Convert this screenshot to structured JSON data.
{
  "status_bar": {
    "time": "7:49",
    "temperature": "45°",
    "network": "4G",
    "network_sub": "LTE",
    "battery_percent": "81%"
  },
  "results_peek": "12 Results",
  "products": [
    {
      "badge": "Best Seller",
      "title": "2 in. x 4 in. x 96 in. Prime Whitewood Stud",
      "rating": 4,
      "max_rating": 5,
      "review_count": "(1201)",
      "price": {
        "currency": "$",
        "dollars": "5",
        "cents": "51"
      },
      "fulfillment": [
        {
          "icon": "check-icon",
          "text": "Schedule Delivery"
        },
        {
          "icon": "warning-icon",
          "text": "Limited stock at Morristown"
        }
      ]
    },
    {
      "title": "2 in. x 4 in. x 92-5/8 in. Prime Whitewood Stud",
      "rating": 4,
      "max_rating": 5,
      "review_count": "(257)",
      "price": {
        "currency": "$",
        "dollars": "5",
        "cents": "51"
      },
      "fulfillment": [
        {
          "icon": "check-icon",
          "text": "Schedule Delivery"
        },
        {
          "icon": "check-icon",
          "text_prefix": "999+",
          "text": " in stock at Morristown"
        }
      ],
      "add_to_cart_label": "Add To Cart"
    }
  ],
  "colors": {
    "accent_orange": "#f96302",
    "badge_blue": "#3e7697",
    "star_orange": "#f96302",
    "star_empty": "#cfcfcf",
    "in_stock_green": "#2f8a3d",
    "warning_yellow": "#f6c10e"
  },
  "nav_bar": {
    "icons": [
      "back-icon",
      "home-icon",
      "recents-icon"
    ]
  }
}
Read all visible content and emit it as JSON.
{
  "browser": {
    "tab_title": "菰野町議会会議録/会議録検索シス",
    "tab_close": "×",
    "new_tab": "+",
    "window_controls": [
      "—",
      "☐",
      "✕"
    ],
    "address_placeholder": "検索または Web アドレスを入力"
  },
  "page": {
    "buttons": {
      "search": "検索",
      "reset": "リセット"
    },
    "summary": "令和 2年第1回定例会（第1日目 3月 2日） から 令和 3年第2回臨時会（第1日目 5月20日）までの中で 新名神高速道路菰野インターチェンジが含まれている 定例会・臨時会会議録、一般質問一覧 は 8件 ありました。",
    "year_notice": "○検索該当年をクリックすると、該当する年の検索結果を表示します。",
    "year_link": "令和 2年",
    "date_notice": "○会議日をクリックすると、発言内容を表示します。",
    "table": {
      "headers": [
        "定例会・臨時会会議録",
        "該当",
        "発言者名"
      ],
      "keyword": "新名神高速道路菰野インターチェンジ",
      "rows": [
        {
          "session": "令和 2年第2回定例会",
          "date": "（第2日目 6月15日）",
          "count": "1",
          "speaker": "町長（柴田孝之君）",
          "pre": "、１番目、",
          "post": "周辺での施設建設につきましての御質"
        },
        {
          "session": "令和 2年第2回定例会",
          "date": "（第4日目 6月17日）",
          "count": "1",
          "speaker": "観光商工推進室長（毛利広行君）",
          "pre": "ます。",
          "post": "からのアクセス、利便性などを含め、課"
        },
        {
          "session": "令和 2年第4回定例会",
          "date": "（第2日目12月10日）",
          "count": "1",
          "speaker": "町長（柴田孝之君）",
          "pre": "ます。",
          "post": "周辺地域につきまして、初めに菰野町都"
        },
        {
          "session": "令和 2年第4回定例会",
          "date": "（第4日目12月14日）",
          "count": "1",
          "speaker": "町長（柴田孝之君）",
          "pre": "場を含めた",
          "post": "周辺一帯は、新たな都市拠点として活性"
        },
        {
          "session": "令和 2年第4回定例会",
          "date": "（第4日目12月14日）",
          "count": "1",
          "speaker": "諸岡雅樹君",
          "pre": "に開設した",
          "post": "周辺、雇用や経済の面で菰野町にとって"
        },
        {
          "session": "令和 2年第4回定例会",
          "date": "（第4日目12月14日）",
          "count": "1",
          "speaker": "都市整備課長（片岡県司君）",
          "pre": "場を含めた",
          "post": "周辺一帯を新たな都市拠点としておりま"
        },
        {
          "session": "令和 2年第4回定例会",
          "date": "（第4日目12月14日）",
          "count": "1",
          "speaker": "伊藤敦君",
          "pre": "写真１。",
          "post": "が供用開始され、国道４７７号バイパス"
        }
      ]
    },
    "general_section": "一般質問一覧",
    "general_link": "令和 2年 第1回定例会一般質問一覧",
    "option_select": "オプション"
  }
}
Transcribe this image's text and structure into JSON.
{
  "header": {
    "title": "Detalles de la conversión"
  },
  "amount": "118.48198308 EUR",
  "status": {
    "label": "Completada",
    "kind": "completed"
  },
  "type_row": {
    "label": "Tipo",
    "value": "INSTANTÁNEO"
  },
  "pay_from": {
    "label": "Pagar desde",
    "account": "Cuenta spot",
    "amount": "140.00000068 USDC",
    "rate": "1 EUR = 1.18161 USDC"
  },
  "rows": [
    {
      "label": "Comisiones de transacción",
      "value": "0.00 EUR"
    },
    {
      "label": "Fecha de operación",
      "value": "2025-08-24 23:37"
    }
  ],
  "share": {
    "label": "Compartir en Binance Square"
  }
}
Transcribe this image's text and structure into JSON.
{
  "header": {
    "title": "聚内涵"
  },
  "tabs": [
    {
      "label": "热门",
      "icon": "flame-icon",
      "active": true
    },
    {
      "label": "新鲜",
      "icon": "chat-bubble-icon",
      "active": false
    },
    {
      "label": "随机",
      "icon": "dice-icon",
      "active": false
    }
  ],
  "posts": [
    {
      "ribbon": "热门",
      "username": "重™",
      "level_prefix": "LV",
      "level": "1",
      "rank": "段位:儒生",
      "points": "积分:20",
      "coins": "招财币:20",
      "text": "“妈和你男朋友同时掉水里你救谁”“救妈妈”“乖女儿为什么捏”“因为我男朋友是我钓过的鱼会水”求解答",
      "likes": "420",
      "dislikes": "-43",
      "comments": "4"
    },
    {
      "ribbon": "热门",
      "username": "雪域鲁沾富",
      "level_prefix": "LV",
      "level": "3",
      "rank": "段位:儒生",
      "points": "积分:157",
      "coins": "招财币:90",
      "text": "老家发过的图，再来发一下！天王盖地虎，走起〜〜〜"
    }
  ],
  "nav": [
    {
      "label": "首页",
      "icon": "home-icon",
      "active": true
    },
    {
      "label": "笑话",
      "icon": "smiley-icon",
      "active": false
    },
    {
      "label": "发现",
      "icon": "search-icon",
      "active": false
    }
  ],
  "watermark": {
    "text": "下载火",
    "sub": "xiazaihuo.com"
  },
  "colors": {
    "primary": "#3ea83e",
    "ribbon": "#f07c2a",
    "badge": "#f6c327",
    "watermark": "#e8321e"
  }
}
┄┄┄┄┄┄
» **INSTRUCTION**: Go through the entries and repeat each one exactly.

» **SOLUTION TO THE EXERCISE**:
Convert this screenshot to structured JSON data.
{
  "status_bar": {
    "time": "7:49",
    "temperature": "45°",
    "network": "4G",
    "network_sub": "LTE",
    "battery_percent": "81%"
  },
  "results_peek": "12 Results",
  "products": [
    {
      "badge": "Best Seller",
      "title": "2 in. x 4 in. x 96 in. Prime Whitewood Stud",
      "rating": 4,
      "max_rating": 5,
      "review_count": "(1201)",
      "price": {
        "currency": "$",
        "dollars": "5",
        "cents": "51"
      },
      "fulfillment": [
        {
          "icon": "check-icon",
          "text": "Schedule Delivery"
        },
        {
          "icon": "warning-icon",
          "text": "Limited stock at Morristown"
        }
      ]
    },
    {
      "title": "2 in. x 4 in. x 92-5/8 in. Prime Whitewood Stud",
      "rating": 4,
      "max_rating": 5,
      "review_count": "(257)",
      "price": {
        "currency": "$",
        "dollars": "5",
        "cents": "51"
      },
      "fulfillment": [
        {
          "icon": "check-icon",
          "text": "Schedule Delivery"
        },
        {
          "icon": "check-icon",
          "text_prefix": "999+",
          "text": " in stock at Morristown"
        }
      ],
      "add_to_cart_label": "Add To Cart"
    }
  ],
  "colors": {
    "accent_orange": "#f96302",
    "badge_blue": "#3e7697",
    "star_orange": "#f96302",
    "star_empty": "#cfcfcf",
    "in_stock_green": "#2f8a3d",
    "warning_yellow": "#f6c10e"
  },
  "nav_bar": {
    "icons": [
      "back-icon",
      "home-icon",
      "recents-icon"
    ]
  }
}
Read all visible content and emit it as JSON.
{
  "browser": {
    "tab_title": "菰野町議会会議録/会議録検索シス",
    "tab_close": "×",
    "new_tab": "+",
    "window_controls": [
      "—",
      "☐",
      "✕"
    ],
    "address_placeholder": "検索または Web アドレスを入力"
  },
  "page": {
    "buttons": {
      "search": "検索",
      "reset": "リセット"
    },
    "summary": "令和 2年第1回定例会（第1日目 3月 2日） から 令和 3年第2回臨時会（第1日目 5月20日）までの中で 新名神高速道路菰野インターチェンジが含まれている 定例会・臨時会会議録、一般質問一覧 は 8件 ありました。",
    "year_notice": "○検索該当年をクリックすると、該当する年の検索結果を表示します。",
    "year_link": "令和 2年",
    "date_notice": "○会議日をクリックすると、発言内容を表示します。",
    "table": {
      "headers": [
        "定例会・臨時会会議録",
        "該当",
        "発言者名"
      ],
      "keyword": "新名神高速道路菰野インターチェンジ",
      "rows": [
        {
          "session": "令和 2年第2回定例会",
          "date": "（第2日目 6月15日）",
          "count": "1",
          "speaker": "町長（柴田孝之君）",
          "pre": "、１番目、",
          "post": "周辺での施設建設につきましての御質"
        },
        {
          "session": "令和 2年第2回定例会",
          "date": "（第4日目 6月17日）",
          "count": "1",
          "speaker": "観光商工推進室長（毛利広行君）",
          "pre": "ます。",
          "post": "からのアクセス、利便性などを含め、課"
        },
        {
          "session": "令和 2年第4回定例会",
          "date": "（第2日目12月10日）",
          "count": "1",
          "speaker": "町長（柴田孝之君）",
          "pre": "ます。",
          "post": "周辺地域につきまして、初めに菰野町都"
        },
        {
          "session": "令和 2年第4回定例会",
          "date": "（第4日目12月14日）",
          "count": "1",
          "speaker": "町長（柴田孝之君）",
          "pre": "場を含めた",
          "post": "周辺一帯は、新たな都市拠点として活性"
        },
        {
          "session": "令和 2年第4回定例会",
          "date": "（第4日目12月14日）",
          "count": "1",
          "speaker": "諸岡雅樹君",
          "pre": "に開設した",
          "post": "周辺、雇用や経済の面で菰野町にとって"
        },
        {
          "session": "令和 2年第4回定例会",
          "date": "（第4日目12月14日）",
          "count": "1",
          "speaker": "都市整備課長（片岡県司君）",
          "pre": "場を含めた",
          "post": "周辺一帯を新たな都市拠点としておりま"
        },
        {
          "session": "令和 2年第4回定例会",
          "date": "（第4日目12月14日）",
          "count": "1",
          "speaker": "伊藤敦君",
          "pre": "写真１。",
          "post": "が供用開始され、国道４７７号バイパス"
        }
      ]
    },
    "general_section": "一般質問一覧",
    "general_link": "令和 2年 第1回定例会一般質問一覧",
    "option_select": "オプション"
  }
}
Transcribe this image's text and structure into JSON.
{
  "header": {
    "title": "Detalles de la conversión"
  },
  "amount": "118.48198308 EUR",
  "status": {
    "label": "Completada",
    "kind": "completed"
  },
  "type_row": {
    "label": "Tipo",
    "value": "INSTANTÁNEO"
  },
  "pay_from": {
    "label": "Pagar desde",
    "account": "Cuenta spot",
    "amount": "140.00000068 USDC",
    "rate": "1 EUR = 1.18161 USDC"
  },
  "rows": [
    {
      "label": "Comisiones de transacción",
      "value": "0.00 EUR"
    },
    {
      "label": "Fecha de operación",
      "value": "2025-08-24 23:37"
    }
  ],
  "share": {
    "label": "Compartir en Binance Square"
  }
}
Transcribe this image's text and structure into JSON.
{
  "header": {
    "title": "聚内涵"
  },
  "tabs": [
    {
      "label": "热门",
      "icon": "flame-icon",
      "active": true
    },
    {
      "label": "新鲜",
      "icon": "chat-bubble-icon",
      "active": false
    },
    {
      "label": "随机",
      "icon": "dice-icon",
      "active": false
    }
  ],
  "posts": [
    {
      "ribbon": "热门",
      "username": "重™",
      "level_prefix": "LV",
      "level": "1",
      "rank": "段位:儒生",
      "points": "积分:20",
      "coins": "招财币:20",
      "text": "“妈和你男朋友同时掉水里你救谁”“救妈妈”“乖女儿为什么捏”“因为我男朋友是我钓过的鱼会水”求解答",
      "likes": "420",
      "dislikes": "-43",
      "comments": "4"
    },
    {
      "ribbon": "热门",
      "username": "雪域鲁沾富",
      "level_prefix": "LV",
      "level": "3",
      "rank": "段位:儒生",
      "points": "积分:157",
      "coins": "招财币:90",
      "text": "老家发过的图，再来发一下！天王盖地虎，走起〜〜〜"
    }
  ],
  "nav": [
    {
      "label": "首页",
      "icon": "home-icon",
      "active": true
    },
    {
      "label": "笑话",
      "icon": "smiley-icon",
      "active": false
    },
    {
      "label": "发现",
      "icon": "search-icon",
      "active": false
    }
  ],
  "watermark": {
    "text": "下载火",
    "sub": "xiazaihuo.com"
  },
  "colors": {
    "primary": "#3ea83e",
    "ribbon": "#f07c2a",
    "badge": "#f6c327",
    "watermark": "#e8321e"
  }
}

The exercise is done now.